--- start Records for the task ---
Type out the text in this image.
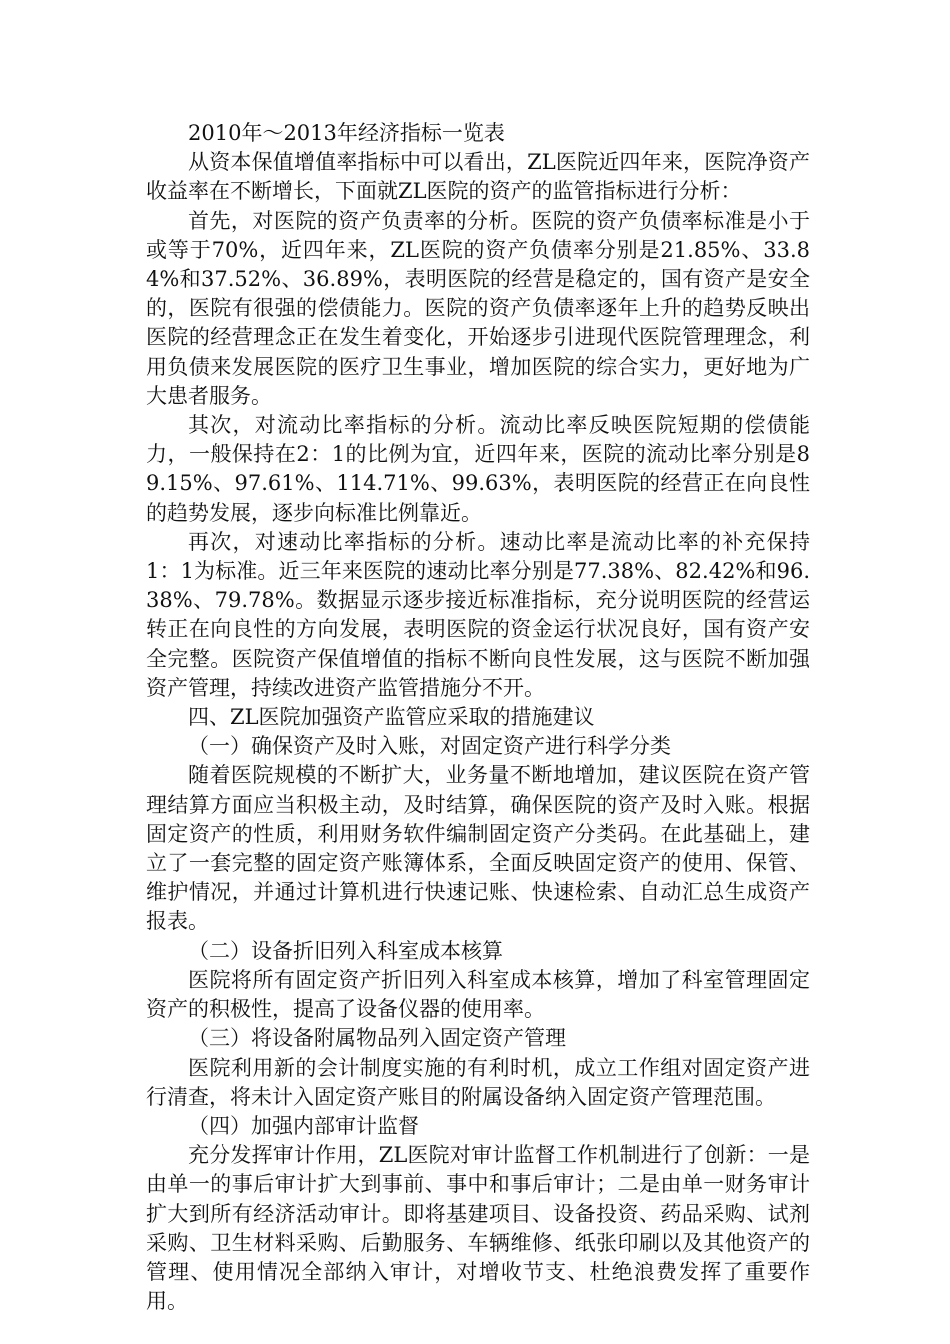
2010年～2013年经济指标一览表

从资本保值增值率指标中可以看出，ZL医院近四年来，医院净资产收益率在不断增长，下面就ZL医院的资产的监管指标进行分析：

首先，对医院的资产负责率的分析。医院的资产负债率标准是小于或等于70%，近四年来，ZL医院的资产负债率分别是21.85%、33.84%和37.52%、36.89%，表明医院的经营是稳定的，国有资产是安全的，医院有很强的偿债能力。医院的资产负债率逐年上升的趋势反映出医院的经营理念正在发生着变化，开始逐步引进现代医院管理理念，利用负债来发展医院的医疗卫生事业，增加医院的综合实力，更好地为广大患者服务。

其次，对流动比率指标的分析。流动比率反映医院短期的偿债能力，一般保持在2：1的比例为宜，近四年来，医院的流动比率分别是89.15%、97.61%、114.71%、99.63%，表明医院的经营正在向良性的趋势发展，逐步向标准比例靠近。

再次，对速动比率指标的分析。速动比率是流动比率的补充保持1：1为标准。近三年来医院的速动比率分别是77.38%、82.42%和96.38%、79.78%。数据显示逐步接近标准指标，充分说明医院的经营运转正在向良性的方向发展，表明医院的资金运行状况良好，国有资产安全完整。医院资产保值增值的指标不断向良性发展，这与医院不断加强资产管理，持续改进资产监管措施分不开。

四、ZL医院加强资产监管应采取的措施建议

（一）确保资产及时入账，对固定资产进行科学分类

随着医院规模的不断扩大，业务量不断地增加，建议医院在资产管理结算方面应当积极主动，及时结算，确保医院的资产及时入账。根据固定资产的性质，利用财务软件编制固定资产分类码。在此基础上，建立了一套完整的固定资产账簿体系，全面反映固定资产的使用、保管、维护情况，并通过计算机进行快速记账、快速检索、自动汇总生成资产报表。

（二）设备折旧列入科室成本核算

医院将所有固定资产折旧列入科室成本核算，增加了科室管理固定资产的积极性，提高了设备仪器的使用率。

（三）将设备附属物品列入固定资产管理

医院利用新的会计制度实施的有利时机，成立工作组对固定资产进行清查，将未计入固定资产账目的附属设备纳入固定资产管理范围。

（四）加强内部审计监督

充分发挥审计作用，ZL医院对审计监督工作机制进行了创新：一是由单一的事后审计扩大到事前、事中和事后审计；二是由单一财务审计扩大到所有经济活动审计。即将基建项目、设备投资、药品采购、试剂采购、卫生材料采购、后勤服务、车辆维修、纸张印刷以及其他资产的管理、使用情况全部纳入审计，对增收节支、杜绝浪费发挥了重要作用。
--- end Records for the task ---
--- start Records for the task ---
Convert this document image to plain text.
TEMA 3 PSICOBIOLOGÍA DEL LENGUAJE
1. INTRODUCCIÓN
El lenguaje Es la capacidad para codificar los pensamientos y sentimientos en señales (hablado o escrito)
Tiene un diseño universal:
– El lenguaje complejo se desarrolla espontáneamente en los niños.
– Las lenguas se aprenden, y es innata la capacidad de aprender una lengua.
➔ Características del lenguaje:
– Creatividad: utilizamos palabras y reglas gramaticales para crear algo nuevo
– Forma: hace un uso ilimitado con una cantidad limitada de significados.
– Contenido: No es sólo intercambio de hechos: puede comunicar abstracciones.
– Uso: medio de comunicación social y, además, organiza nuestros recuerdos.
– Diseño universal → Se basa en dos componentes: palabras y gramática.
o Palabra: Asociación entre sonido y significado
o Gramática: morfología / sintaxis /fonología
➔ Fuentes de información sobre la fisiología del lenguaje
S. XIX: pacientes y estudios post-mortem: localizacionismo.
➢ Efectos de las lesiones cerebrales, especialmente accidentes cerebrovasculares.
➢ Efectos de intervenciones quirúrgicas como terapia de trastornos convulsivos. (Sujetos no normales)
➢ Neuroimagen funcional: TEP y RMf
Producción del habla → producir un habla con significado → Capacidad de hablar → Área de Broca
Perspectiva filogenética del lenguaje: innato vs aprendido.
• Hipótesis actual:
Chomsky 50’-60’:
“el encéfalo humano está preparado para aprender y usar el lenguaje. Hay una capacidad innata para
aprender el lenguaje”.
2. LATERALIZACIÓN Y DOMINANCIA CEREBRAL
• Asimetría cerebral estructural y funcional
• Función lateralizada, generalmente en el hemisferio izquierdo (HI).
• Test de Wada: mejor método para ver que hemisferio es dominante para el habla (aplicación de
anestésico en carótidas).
--- end Records for the task ---
* Exercise objective
Count the lines in which the string "innata" appears, then report only that figure.

* Solution
2